To be done >> Take the records underneath and set them down exactly.

——————

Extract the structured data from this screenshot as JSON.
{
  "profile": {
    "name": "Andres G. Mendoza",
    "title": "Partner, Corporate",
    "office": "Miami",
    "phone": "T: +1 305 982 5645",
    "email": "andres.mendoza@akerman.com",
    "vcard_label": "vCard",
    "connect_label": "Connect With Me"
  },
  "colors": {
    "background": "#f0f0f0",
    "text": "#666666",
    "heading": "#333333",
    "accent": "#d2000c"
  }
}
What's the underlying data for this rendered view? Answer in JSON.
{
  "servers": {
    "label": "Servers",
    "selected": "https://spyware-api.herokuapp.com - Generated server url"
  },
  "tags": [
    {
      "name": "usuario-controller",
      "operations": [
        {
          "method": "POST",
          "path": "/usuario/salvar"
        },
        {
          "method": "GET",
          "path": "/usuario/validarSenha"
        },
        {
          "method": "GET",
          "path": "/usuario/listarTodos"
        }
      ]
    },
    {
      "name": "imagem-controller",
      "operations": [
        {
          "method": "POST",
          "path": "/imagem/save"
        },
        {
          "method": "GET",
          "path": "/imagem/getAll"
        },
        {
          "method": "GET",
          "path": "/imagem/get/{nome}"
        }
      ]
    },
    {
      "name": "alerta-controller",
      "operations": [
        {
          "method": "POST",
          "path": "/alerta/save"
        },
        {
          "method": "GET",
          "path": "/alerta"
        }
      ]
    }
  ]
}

——————

Solved exercise >>
Extract the structured data from this screenshot as JSON.
{
  "profile": {
    "name": "Andres G. Mendoza",
    "title": "Partner, Corporate",
    "office": "Miami",
    "phone": "T: +1 305 982 5645",
    "email": "andres.mendoza@akerman.com",
    "vcard_label": "vCard",
    "connect_label": "Connect With Me"
  },
  "colors": {
    "background": "#f0f0f0",
    "text": "#666666",
    "heading": "#333333",
    "accent": "#d2000c"
  }
}
What's the underlying data for this rendered view? Answer in JSON.
{
  "servers": {
    "label": "Servers",
    "selected": "https://spyware-api.herokuapp.com - Generated server url"
  },
  "tags": [
    {
      "name": "usuario-controller",
      "operations": [
        {
          "method": "POST",
          "path": "/usuario/salvar"
        },
        {
          "method": "GET",
          "path": "/usuario/validarSenha"
        },
        {
          "method": "GET",
          "path": "/usuario/listarTodos"
        }
      ]
    },
    {
      "name": "imagem-controller",
      "operations": [
        {
          "method": "POST",
          "path": "/imagem/save"
        },
        {
          "method": "GET",
          "path": "/imagem/getAll"
        },
        {
          "method": "GET",
          "path": "/imagem/get/{nome}"
        }
      ]
    },
    {
      "name": "alerta-controller",
      "operations": [
        {
          "method": "POST",
          "path": "/alerta/save"
        },
        {
          "method": "GET",
          "path": "/alerta"
        }
      ]
    }
  ]
}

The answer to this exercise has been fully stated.